THE PROBLEM =
Repeat the listing in full, preserving every character.

STORED ROWS =

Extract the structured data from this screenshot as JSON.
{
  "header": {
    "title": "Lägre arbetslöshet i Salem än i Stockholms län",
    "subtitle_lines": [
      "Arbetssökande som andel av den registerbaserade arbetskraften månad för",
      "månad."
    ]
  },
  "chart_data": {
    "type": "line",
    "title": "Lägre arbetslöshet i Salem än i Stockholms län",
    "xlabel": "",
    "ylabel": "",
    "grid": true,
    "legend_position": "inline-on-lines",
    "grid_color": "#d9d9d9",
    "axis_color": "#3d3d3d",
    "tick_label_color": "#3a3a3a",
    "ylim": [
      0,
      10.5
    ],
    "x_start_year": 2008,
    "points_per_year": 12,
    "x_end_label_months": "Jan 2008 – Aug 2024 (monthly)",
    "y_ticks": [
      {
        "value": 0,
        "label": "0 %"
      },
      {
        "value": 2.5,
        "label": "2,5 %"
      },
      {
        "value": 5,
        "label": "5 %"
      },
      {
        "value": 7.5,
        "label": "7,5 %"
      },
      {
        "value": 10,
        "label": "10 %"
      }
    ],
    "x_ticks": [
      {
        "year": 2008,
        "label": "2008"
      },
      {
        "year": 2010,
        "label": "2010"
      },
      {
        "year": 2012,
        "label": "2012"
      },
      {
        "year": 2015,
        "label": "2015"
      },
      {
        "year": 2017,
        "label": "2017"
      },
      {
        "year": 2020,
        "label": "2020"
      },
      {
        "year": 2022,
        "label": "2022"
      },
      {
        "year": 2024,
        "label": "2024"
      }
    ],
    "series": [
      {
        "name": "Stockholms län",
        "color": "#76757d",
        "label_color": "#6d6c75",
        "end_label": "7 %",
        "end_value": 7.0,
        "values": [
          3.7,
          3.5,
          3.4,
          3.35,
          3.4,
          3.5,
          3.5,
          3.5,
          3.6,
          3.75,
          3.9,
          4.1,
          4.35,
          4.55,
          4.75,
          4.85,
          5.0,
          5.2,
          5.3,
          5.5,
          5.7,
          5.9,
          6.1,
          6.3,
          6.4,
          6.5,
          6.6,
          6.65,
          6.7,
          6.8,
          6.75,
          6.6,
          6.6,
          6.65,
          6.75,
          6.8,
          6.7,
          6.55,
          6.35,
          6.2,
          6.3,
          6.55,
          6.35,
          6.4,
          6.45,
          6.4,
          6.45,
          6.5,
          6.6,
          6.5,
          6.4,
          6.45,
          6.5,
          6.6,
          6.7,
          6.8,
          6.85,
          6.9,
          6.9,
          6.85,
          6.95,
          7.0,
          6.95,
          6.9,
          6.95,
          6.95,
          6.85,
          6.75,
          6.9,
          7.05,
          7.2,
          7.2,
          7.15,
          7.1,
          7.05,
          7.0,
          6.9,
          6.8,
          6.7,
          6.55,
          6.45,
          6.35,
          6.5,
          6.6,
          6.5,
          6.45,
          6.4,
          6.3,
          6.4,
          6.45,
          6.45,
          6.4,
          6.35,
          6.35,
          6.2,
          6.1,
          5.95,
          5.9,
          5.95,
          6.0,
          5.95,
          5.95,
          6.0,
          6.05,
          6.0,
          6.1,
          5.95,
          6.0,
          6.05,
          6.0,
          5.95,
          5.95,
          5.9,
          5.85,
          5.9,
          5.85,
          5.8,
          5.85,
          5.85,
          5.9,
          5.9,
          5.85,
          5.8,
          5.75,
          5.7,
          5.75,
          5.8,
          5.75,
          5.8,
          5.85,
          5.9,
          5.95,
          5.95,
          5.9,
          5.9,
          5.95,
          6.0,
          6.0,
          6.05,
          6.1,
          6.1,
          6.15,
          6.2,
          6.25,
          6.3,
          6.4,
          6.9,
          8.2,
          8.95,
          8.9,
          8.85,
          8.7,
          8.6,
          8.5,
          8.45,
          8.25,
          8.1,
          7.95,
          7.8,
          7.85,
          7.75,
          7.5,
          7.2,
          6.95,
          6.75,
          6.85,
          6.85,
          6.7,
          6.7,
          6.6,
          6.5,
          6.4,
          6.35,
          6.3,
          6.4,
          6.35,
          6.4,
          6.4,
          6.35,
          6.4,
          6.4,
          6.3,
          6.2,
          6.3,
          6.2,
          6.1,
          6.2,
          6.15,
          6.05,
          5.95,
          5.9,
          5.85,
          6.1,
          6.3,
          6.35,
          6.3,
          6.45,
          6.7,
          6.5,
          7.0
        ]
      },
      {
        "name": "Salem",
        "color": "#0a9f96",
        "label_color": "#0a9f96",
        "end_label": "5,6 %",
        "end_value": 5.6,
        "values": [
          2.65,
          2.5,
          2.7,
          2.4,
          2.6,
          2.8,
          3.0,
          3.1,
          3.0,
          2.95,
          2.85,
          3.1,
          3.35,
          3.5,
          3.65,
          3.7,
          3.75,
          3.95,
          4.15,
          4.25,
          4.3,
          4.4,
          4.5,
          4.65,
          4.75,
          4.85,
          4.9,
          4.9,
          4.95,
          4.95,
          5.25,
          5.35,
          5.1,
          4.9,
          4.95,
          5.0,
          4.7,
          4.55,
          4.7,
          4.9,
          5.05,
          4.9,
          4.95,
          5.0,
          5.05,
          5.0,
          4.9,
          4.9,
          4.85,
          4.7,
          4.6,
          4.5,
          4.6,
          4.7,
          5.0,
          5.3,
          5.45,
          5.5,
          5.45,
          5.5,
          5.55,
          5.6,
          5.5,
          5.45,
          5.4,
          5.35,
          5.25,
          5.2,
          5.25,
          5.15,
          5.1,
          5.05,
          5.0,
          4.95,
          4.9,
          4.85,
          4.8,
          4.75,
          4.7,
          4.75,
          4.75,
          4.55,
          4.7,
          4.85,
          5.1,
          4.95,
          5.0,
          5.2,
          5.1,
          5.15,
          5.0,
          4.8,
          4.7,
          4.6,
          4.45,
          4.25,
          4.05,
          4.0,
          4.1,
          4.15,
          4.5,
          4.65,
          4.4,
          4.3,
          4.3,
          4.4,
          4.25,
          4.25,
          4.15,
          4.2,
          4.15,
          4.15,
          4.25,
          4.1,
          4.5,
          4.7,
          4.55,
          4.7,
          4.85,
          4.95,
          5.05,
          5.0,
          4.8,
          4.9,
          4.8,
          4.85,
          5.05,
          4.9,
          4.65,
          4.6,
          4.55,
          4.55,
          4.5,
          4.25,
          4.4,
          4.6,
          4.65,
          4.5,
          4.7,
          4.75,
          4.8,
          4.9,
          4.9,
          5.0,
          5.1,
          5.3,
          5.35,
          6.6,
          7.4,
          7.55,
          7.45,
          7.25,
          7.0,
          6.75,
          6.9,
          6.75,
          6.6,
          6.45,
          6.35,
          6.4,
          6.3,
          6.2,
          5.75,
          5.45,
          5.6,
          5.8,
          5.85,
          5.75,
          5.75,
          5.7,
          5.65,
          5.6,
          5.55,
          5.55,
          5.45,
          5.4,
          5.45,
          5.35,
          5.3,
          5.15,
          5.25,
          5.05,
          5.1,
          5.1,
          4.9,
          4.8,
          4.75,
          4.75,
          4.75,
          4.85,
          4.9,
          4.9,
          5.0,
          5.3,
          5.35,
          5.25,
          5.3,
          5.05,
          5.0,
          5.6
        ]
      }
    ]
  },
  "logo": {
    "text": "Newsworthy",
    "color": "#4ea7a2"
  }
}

WRITTEN SOLUTION =
Extract the structured data from this screenshot as JSON.
{
  "header": {
    "title": "Lägre arbetslöshet i Salem än i Stockholms län",
    "subtitle_lines": [
      "Arbetssökande som andel av den registerbaserade arbetskraften månad för",
      "månad."
    ]
  },
  "chart_data": {
    "type": "line",
    "title": "Lägre arbetslöshet i Salem än i Stockholms län",
    "xlabel": "",
    "ylabel": "",
    "grid": true,
    "legend_position": "inline-on-lines",
    "grid_color": "#d9d9d9",
    "axis_color": "#3d3d3d",
    "tick_label_color": "#3a3a3a",
    "ylim": [
      0,
      10.5
    ],
    "x_start_year": 2008,
    "points_per_year": 12,
    "x_end_label_months": "Jan 2008 – Aug 2024 (monthly)",
    "y_ticks": [
      {
        "value": 0,
        "label": "0 %"
      },
      {
        "value": 2.5,
        "label": "2,5 %"
      },
      {
        "value": 5,
        "label": "5 %"
      },
      {
        "value": 7.5,
        "label": "7,5 %"
      },
      {
        "value": 10,
        "label": "10 %"
      }
    ],
    "x_ticks": [
      {
        "year": 2008,
        "label": "2008"
      },
      {
        "year": 2010,
        "label": "2010"
      },
      {
        "year": 2012,
        "label": "2012"
      },
      {
        "year": 2015,
        "label": "2015"
      },
      {
        "year": 2017,
        "label": "2017"
      },
      {
        "year": 2020,
        "label": "2020"
      },
      {
        "year": 2022,
        "label": "2022"
      },
      {
        "year": 2024,
        "label": "2024"
      }
    ],
    "series": [
      {
        "name": "Stockholms län",
        "color": "#76757d",
        "label_color": "#6d6c75",
        "end_label": "7 %",
        "end_value": 7.0,
        "values": [
          3.7,
          3.5,
          3.4,
          3.35,
          3.4,
          3.5,
          3.5,
          3.5,
          3.6,
          3.75,
          3.9,
          4.1,
          4.35,
          4.55,
          4.75,
          4.85,
          5.0,
          5.2,
          5.3,
          5.5,
          5.7,
          5.9,
          6.1,
          6.3,
          6.4,
          6.5,
          6.6,
          6.65,
          6.7,
          6.8,
          6.75,
          6.6,
          6.6,
          6.65,
          6.75,
          6.8,
          6.7,
          6.55,
          6.35,
          6.2,
          6.3,
          6.55,
          6.35,
          6.4,
          6.45,
          6.4,
          6.45,
          6.5,
          6.6,
          6.5,
          6.4,
          6.45,
          6.5,
          6.6,
          6.7,
          6.8,
          6.85,
          6.9,
          6.9,
          6.85,
          6.95,
          7.0,
          6.95,
          6.9,
          6.95,
          6.95,
          6.85,
          6.75,
          6.9,
          7.05,
          7.2,
          7.2,
          7.15,
          7.1,
          7.05,
          7.0,
          6.9,
          6.8,
          6.7,
          6.55,
          6.45,
          6.35,
          6.5,
          6.6,
          6.5,
          6.45,
          6.4,
          6.3,
          6.4,
          6.45,
          6.45,
          6.4,
          6.35,
          6.35,
          6.2,
          6.1,
          5.95,
          5.9,
          5.95,
          6.0,
          5.95,
          5.95,
          6.0,
          6.05,
          6.0,
          6.1,
          5.95,
          6.0,
          6.05,
          6.0,
          5.95,
          5.95,
          5.9,
          5.85,
          5.9,
          5.85,
          5.8,
          5.85,
          5.85,
          5.9,
          5.9,
          5.85,
          5.8,
          5.75,
          5.7,
          5.75,
          5.8,
          5.75,
          5.8,
          5.85,
          5.9,
          5.95,
          5.95,
          5.9,
          5.9,
          5.95,
          6.0,
          6.0,
          6.05,
          6.1,
          6.1,
          6.15,
          6.2,
          6.25,
          6.3,
          6.4,
          6.9,
          8.2,
          8.95,
          8.9,
          8.85,
          8.7,
          8.6,
          8.5,
          8.45,
          8.25,
          8.1,
          7.95,
          7.8,
          7.85,
          7.75,
          7.5,
          7.2,
          6.95,
          6.75,
          6.85,
          6.85,
          6.7,
          6.7,
          6.6,
          6.5,
          6.4,
          6.35,
          6.3,
          6.4,
          6.35,
          6.4,
          6.4,
          6.35,
          6.4,
          6.4,
          6.3,
          6.2,
          6.3,
          6.2,
          6.1,
          6.2,
          6.15,
          6.05,
          5.95,
          5.9,
          5.85,
          6.1,
          6.3,
          6.35,
          6.3,
          6.45,
          6.7,
          6.5,
          7.0
        ]
      },
      {
        "name": "Salem",
        "color": "#0a9f96",
        "label_color": "#0a9f96",
        "end_label": "5,6 %",
        "end_value": 5.6,
        "values": [
          2.65,
          2.5,
          2.7,
          2.4,
          2.6,
          2.8,
          3.0,
          3.1,
          3.0,
          2.95,
          2.85,
          3.1,
          3.35,
          3.5,
          3.65,
          3.7,
          3.75,
          3.95,
          4.15,
          4.25,
          4.3,
          4.4,
          4.5,
          4.65,
          4.75,
          4.85,
          4.9,
          4.9,
          4.95,
          4.95,
          5.25,
          5.35,
          5.1,
          4.9,
          4.95,
          5.0,
          4.7,
          4.55,
          4.7,
          4.9,
          5.05,
          4.9,
          4.95,
          5.0,
          5.05,
          5.0,
          4.9,
          4.9,
          4.85,
          4.7,
          4.6,
          4.5,
          4.6,
          4.7,
          5.0,
          5.3,
          5.45,
          5.5,
          5.45,
          5.5,
          5.55,
          5.6,
          5.5,
          5.45,
          5.4,
          5.35,
          5.25,
          5.2,
          5.25,
          5.15,
          5.1,
          5.05,
          5.0,
          4.95,
          4.9,
          4.85,
          4.8,
          4.75,
          4.7,
          4.75,
          4.75,
          4.55,
          4.7,
          4.85,
          5.1,
          4.95,
          5.0,
          5.2,
          5.1,
          5.15,
          5.0,
          4.8,
          4.7,
          4.6,
          4.45,
          4.25,
          4.05,
          4.0,
          4.1,
          4.15,
          4.5,
          4.65,
          4.4,
          4.3,
          4.3,
          4.4,
          4.25,
          4.25,
          4.15,
          4.2,
          4.15,
          4.15,
          4.25,
          4.1,
          4.5,
          4.7,
          4.55,
          4.7,
          4.85,
          4.95,
          5.05,
          5.0,
          4.8,
          4.9,
          4.8,
          4.85,
          5.05,
          4.9,
          4.65,
          4.6,
          4.55,
          4.55,
          4.5,
          4.25,
          4.4,
          4.6,
          4.65,
          4.5,
          4.7,
          4.75,
          4.8,
          4.9,
          4.9,
          5.0,
          5.1,
          5.3,
          5.35,
          6.6,
          7.4,
          7.55,
          7.45,
          7.25,
          7.0,
          6.75,
          6.9,
          6.75,
          6.6,
          6.45,
          6.35,
          6.4,
          6.3,
          6.2,
          5.75,
          5.45,
          5.6,
          5.8,
          5.85,
          5.75,
          5.75,
          5.7,
          5.65,
          5.6,
          5.55,
          5.55,
          5.45,
          5.4,
          5.45,
          5.35,
          5.3,
          5.15,
          5.25,
          5.05,
          5.1,
          5.1,
          4.9,
          4.8,
          4.75,
          4.75,
          4.75,
          4.85,
          4.9,
          4.9,
          5.0,
          5.3,
          5.35,
          5.25,
          5.3,
          5.05,
          5.0,
          5.6
        ]
      }
    ]
  },
  "logo": {
    "text": "Newsworthy",
    "color": "#4ea7a2"
  }
}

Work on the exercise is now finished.